REQUIRED WORK :: Copy each line containing the word "count" from the records that follow, please.

SUPPLIED MATERIAL ::
• • •

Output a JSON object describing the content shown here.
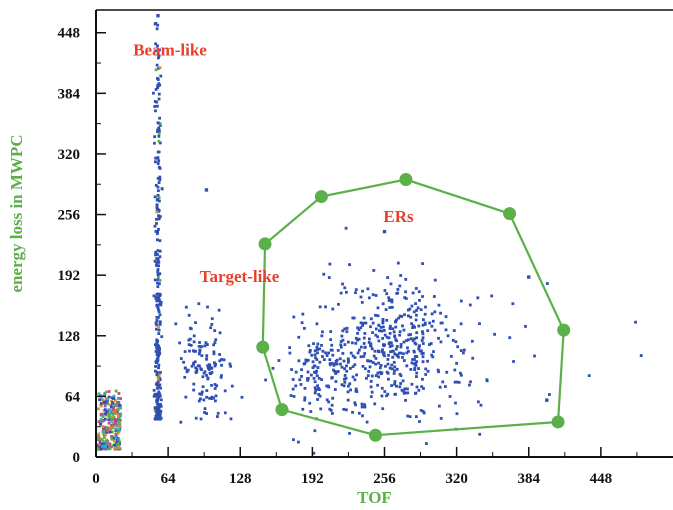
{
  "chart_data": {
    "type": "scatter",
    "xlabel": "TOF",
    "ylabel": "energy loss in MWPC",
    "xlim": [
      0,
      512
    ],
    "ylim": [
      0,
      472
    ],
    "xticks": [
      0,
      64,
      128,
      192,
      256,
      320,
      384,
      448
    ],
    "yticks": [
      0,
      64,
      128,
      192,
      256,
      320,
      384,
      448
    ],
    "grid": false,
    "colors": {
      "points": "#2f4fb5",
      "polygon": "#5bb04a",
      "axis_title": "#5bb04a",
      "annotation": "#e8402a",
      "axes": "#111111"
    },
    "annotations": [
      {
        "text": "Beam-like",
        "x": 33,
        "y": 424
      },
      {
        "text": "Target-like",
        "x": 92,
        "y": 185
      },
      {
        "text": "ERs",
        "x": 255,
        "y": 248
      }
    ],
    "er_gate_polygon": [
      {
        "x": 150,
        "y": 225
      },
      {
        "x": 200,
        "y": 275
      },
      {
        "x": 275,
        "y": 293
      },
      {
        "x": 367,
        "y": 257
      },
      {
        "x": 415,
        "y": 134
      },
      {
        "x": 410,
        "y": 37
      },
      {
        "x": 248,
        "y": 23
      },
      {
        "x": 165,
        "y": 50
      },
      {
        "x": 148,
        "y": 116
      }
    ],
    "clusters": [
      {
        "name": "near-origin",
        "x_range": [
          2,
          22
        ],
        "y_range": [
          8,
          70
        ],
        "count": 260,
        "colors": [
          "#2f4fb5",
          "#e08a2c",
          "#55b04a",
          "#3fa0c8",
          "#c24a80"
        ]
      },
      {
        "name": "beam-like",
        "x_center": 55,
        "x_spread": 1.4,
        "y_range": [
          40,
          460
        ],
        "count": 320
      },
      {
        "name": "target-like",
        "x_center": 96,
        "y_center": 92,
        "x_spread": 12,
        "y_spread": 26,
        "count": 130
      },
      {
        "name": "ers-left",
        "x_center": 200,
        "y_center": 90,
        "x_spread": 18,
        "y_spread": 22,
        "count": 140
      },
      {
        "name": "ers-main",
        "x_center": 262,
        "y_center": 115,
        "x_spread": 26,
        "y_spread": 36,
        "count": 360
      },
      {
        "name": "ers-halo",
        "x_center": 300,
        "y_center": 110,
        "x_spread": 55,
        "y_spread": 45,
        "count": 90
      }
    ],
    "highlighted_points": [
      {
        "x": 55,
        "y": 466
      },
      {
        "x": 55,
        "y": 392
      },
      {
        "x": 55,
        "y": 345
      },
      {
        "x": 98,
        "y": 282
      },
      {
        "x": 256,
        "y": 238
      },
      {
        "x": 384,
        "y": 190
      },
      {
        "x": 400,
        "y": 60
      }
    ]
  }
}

• • •

EXPECTED ANSWER ::
        "count": 260,
        "count": 320
        "count": 130
        "count": 140
        "count": 360
        "count": 90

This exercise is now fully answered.